▶ **EXERCISE REQUIREMENTS**:
Return the entries below in their exact form, leaving the pictures out.

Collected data
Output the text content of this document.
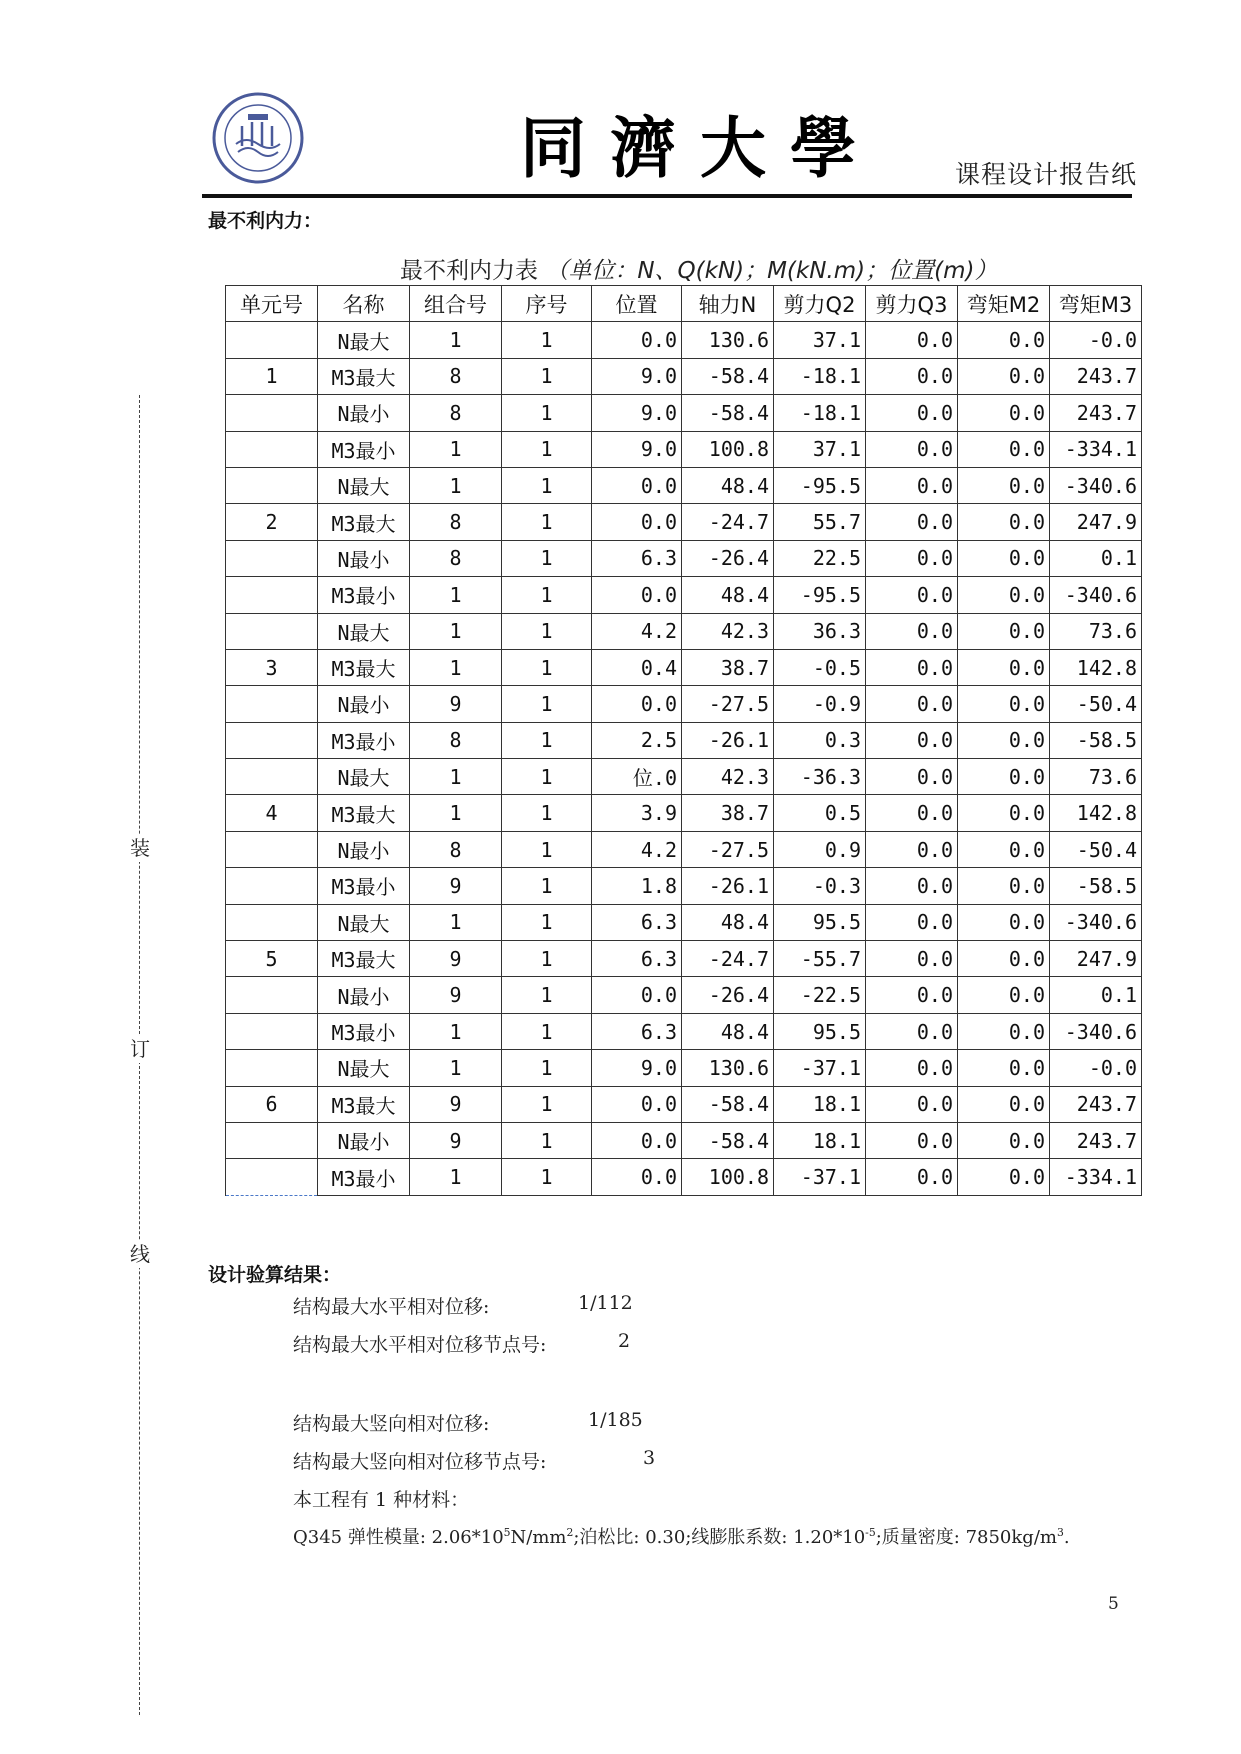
同濟大學	课程设计报告纸
装
订
线
最不利内力：
最不利内力表 （单位：N、Q(kN)；M(kN.m)；位置(m)）
单元号	名称	组合号	序号	位置	轴力N	剪力Q2	剪力Q3	弯矩M2	弯矩M3
	N最大	1	1	0.0	130.6	37.1	0.0	0.0	-0.0
1	M3最大	8	1	9.0	-58.4	-18.1	0.0	0.0	243.7
	N最小	8	1	9.0	-58.4	-18.1	0.0	0.0	243.7
	M3最小	1	1	9.0	100.8	37.1	0.0	0.0	-334.1
	N最大	1	1	0.0	48.4	-95.5	0.0	0.0	-340.6
2	M3最大	8	1	0.0	-24.7	55.7	0.0	0.0	247.9
	N最小	8	1	6.3	-26.4	22.5	0.0	0.0	0.1
	M3最小	1	1	0.0	48.4	-95.5	0.0	0.0	-340.6
	N最大	1	1	4.2	42.3	36.3	0.0	0.0	73.6
3	M3最大	1	1	0.4	38.7	-0.5	0.0	0.0	142.8
	N最小	9	1	0.0	-27.5	-0.9	0.0	0.0	-50.4
	M3最小	8	1	2.5	-26.1	0.3	0.0	0.0	-58.5
	N最大	1	1	位.0	42.3	-36.3	0.0	0.0	73.6
4	M3最大	1	1	3.9	38.7	0.5	0.0	0.0	142.8
	N最小	8	1	4.2	-27.5	0.9	0.0	0.0	-50.4
	M3最小	9	1	1.8	-26.1	-0.3	0.0	0.0	-58.5
	N最大	1	1	6.3	48.4	95.5	0.0	0.0	-340.6
5	M3最大	9	1	6.3	-24.7	-55.7	0.0	0.0	247.9
	N最小	9	1	0.0	-26.4	-22.5	0.0	0.0	0.1
	M3最小	1	1	6.3	48.4	95.5	0.0	0.0	-340.6
	N最大	1	1	9.0	130.6	-37.1	0.0	0.0	-0.0
6	M3最大	9	1	0.0	-58.4	18.1	0.0	0.0	243.7
	N最小	9	1	0.0	-58.4	18.1	0.0	0.0	243.7
	M3最小	1	1	0.0	100.8	-37.1	0.0	0.0	-334.1
设计验算结果：
结构最大水平相对位移:	1/112
结构最大水平相对位移节点号:	2
结构最大竖向相对位移:	1/185
结构最大竖向相对位移节点号:	3
本工程有 1 种材料：
Q345 弹性模量: $2.06*10^5N/mm^2$;泊松比: 0.30;线膨胀系数: $1.20*10^{-5}$;质量密度: $7850kg/m^3$.
5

▶ **RESULT OF THIS EXERCISE**:
Output the text content of this document.
同濟大學	课程设计报告纸
装
订
线
最不利内力：
最不利内力表 （单位：N、Q(kN)；M(kN.m)；位置(m)）
单元号	名称	组合号	序号	位置	轴力N	剪力Q2	剪力Q3	弯矩M2	弯矩M3
	N最大	1	1	0.0	130.6	37.1	0.0	0.0	-0.0
1	M3最大	8	1	9.0	-58.4	-18.1	0.0	0.0	243.7
	N最小	8	1	9.0	-58.4	-18.1	0.0	0.0	243.7
	M3最小	1	1	9.0	100.8	37.1	0.0	0.0	-334.1
	N最大	1	1	0.0	48.4	-95.5	0.0	0.0	-340.6
2	M3最大	8	1	0.0	-24.7	55.7	0.0	0.0	247.9
	N最小	8	1	6.3	-26.4	22.5	0.0	0.0	0.1
	M3最小	1	1	0.0	48.4	-95.5	0.0	0.0	-340.6
	N最大	1	1	4.2	42.3	36.3	0.0	0.0	73.6
3	M3最大	1	1	0.4	38.7	-0.5	0.0	0.0	142.8
	N最小	9	1	0.0	-27.5	-0.9	0.0	0.0	-50.4
	M3最小	8	1	2.5	-26.1	0.3	0.0	0.0	-58.5
	N最大	1	1	位.0	42.3	-36.3	0.0	0.0	73.6
4	M3最大	1	1	3.9	38.7	0.5	0.0	0.0	142.8
	N最小	8	1	4.2	-27.5	0.9	0.0	0.0	-50.4
	M3最小	9	1	1.8	-26.1	-0.3	0.0	0.0	-58.5
	N最大	1	1	6.3	48.4	95.5	0.0	0.0	-340.6
5	M3最大	9	1	6.3	-24.7	-55.7	0.0	0.0	247.9
	N最小	9	1	0.0	-26.4	-22.5	0.0	0.0	0.1
	M3最小	1	1	6.3	48.4	95.5	0.0	0.0	-340.6
	N最大	1	1	9.0	130.6	-37.1	0.0	0.0	-0.0
6	M3最大	9	1	0.0	-58.4	18.1	0.0	0.0	243.7
	N最小	9	1	0.0	-58.4	18.1	0.0	0.0	243.7
	M3最小	1	1	0.0	100.8	-37.1	0.0	0.0	-334.1
设计验算结果：
结构最大水平相对位移:	1/112
结构最大水平相对位移节点号:	2
结构最大竖向相对位移:	1/185
结构最大竖向相对位移节点号:	3
本工程有 1 种材料：
Q345 弹性模量: $2.06*10^5N/mm^2$;泊松比: 0.30;线膨胀系数: $1.20*10^{-5}$;质量密度: $7850kg/m^3$.
5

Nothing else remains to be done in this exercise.